> **TASK DESCRIPTION**: The data should be written out in full, exactly as it stands, and the pictures dropped.

─── WORKING DATA ───

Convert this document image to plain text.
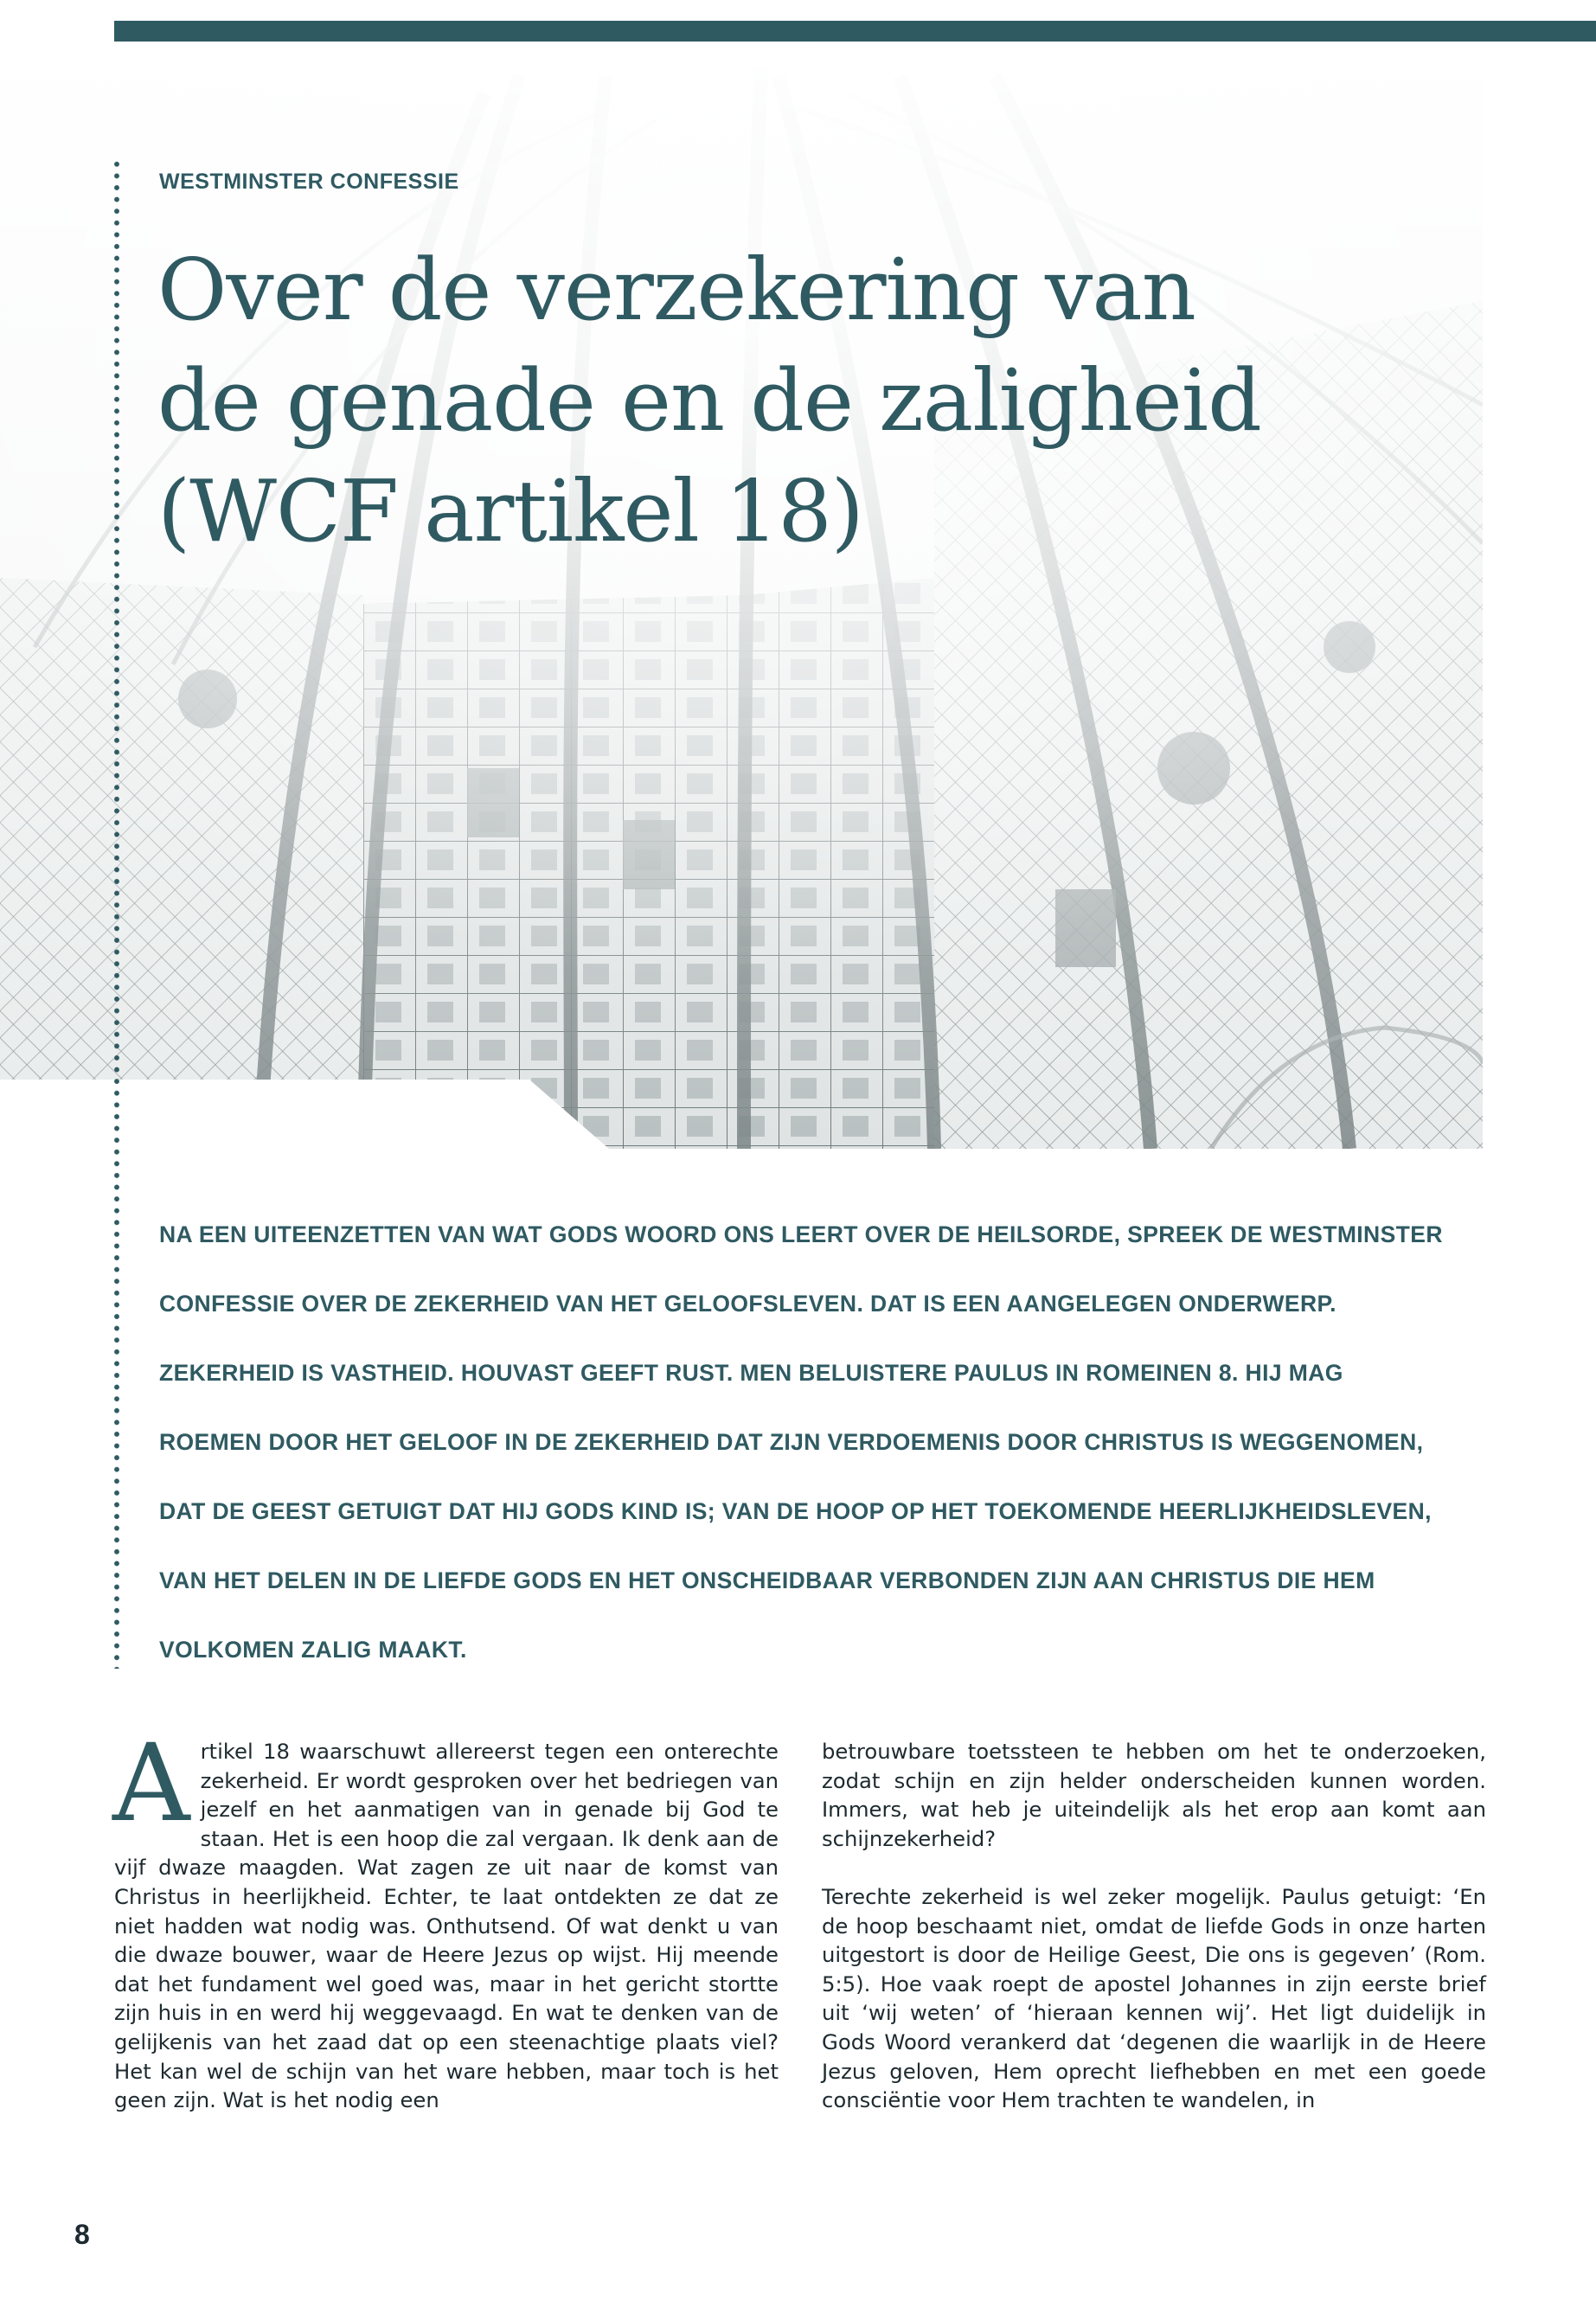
WESTMINSTER CONFESSIE
Over de verzekering van
de genade en de zaligheid
(WCF artikel 18)
NA EEN UITEENZETTEN VAN WAT GODS WOORD ONS LEERT OVER DE HEILSORDE, SPREEK DE WESTMINSTER
CONFESSIE OVER DE ZEKERHEID VAN HET GELOOFSLEVEN. DAT IS EEN AANGELEGEN ONDERWERP.
ZEKERHEID IS VASTHEID. HOUVAST GEEFT RUST. MEN BELUISTERE PAULUS IN ROMEINEN 8. HIJ MAG
ROEMEN DOOR HET GELOOF IN DE ZEKERHEID DAT ZIJN VERDOEMENIS DOOR CHRISTUS IS WEGGENOMEN,
DAT DE GEEST GETUIGT DAT HIJ GODS KIND IS; VAN DE HOOP OP HET TOEKOMENDE HEERLIJKHEIDSLEVEN,
VAN HET DELEN IN DE LIEFDE GODS EN HET ONSCHEIDBAAR VERBONDEN ZIJN AAN CHRISTUS DIE HEM
VOLKOMEN ZALIG MAAKT.

Artikel 18 waarschuwt allereerst tegen een onterechte zekerheid. Er wordt gesproken over het bedriegen van jezelf en het aanmatigen van in genade bij God te staan. Het is een hoop die zal vergaan. Ik denk aan de vijf dwaze maagden. Wat zagen ze uit naar de komst van Christus in heerlijkheid. Echter, te laat ontdekten ze dat ze niet hadden wat nodig was. Onthutsend. Of wat denkt u van die dwaze bouwer, waar de Heere Jezus op wijst. Hij meende dat het fundament wel goed was, maar in het gericht stortte zijn huis in en werd hij weggevaagd. En wat te denken van de gelijkenis van het zaad dat op een steenachtige plaats viel? Het kan wel de schijn van het ware hebben, maar toch is het geen zijn. Wat is het nodig een

betrouwbare toetssteen te hebben om het te onderzoeken, zodat schijn en zijn helder onderscheiden kunnen worden. Immers, wat heb je uiteindelijk als het erop aan komt aan schijnzekerheid?

Terechte zekerheid is wel zeker mogelijk. Paulus getuigt: ‘En de hoop beschaamt niet, omdat de liefde Gods in onze harten uitgestort is door de Heilige Geest, Die ons is gegeven’ (Rom. 5:5). Hoe vaak roept de apostel Johannes in zijn eerste brief uit ‘wij weten’ of ‘hieraan kennen wij’. Het ligt duidelijk in Gods Woord verankerd dat ‘degenen die waarlijk in de Heere Jezus geloven, Hem oprecht liefhebben en met een goede consciëntie voor Hem trachten te wandelen, in

8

───

> **PROBLEM SOLUTION**:
Convert this document image to plain text.
WESTMINSTER CONFESSIE
Over de verzekering van
de genade en de zaligheid
(WCF artikel 18)
NA EEN UITEENZETTEN VAN WAT GODS WOORD ONS LEERT OVER DE HEILSORDE, SPREEK DE WESTMINSTER
CONFESSIE OVER DE ZEKERHEID VAN HET GELOOFSLEVEN. DAT IS EEN AANGELEGEN ONDERWERP.
ZEKERHEID IS VASTHEID. HOUVAST GEEFT RUST. MEN BELUISTERE PAULUS IN ROMEINEN 8. HIJ MAG
ROEMEN DOOR HET GELOOF IN DE ZEKERHEID DAT ZIJN VERDOEMENIS DOOR CHRISTUS IS WEGGENOMEN,
DAT DE GEEST GETUIGT DAT HIJ GODS KIND IS; VAN DE HOOP OP HET TOEKOMENDE HEERLIJKHEIDSLEVEN,
VAN HET DELEN IN DE LIEFDE GODS EN HET ONSCHEIDBAAR VERBONDEN ZIJN AAN CHRISTUS DIE HEM
VOLKOMEN ZALIG MAAKT.

Artikel 18 waarschuwt allereerst tegen een onterechte zekerheid. Er wordt gesproken over het bedriegen van jezelf en het aanmatigen van in genade bij God te staan. Het is een hoop die zal vergaan. Ik denk aan de vijf dwaze maagden. Wat zagen ze uit naar de komst van Christus in heerlijkheid. Echter, te laat ontdekten ze dat ze niet hadden wat nodig was. Onthutsend. Of wat denkt u van die dwaze bouwer, waar de Heere Jezus op wijst. Hij meende dat het fundament wel goed was, maar in het gericht stortte zijn huis in en werd hij weggevaagd. En wat te denken van de gelijkenis van het zaad dat op een steenachtige plaats viel? Het kan wel de schijn van het ware hebben, maar toch is het geen zijn. Wat is het nodig een

betrouwbare toetssteen te hebben om het te onderzoeken, zodat schijn en zijn helder onderscheiden kunnen worden. Immers, wat heb je uiteindelijk als het erop aan komt aan schijnzekerheid?

Terechte zekerheid is wel zeker mogelijk. Paulus getuigt: ‘En de hoop beschaamt niet, omdat de liefde Gods in onze harten uitgestort is door de Heilige Geest, Die ons is gegeven’ (Rom. 5:5). Hoe vaak roept de apostel Johannes in zijn eerste brief uit ‘wij weten’ of ‘hieraan kennen wij’. Het ligt duidelijk in Gods Woord verankerd dat ‘degenen die waarlijk in de Heere Jezus geloven, Hem oprecht liefhebben en met een goede consciëntie voor Hem trachten te wandelen, in

8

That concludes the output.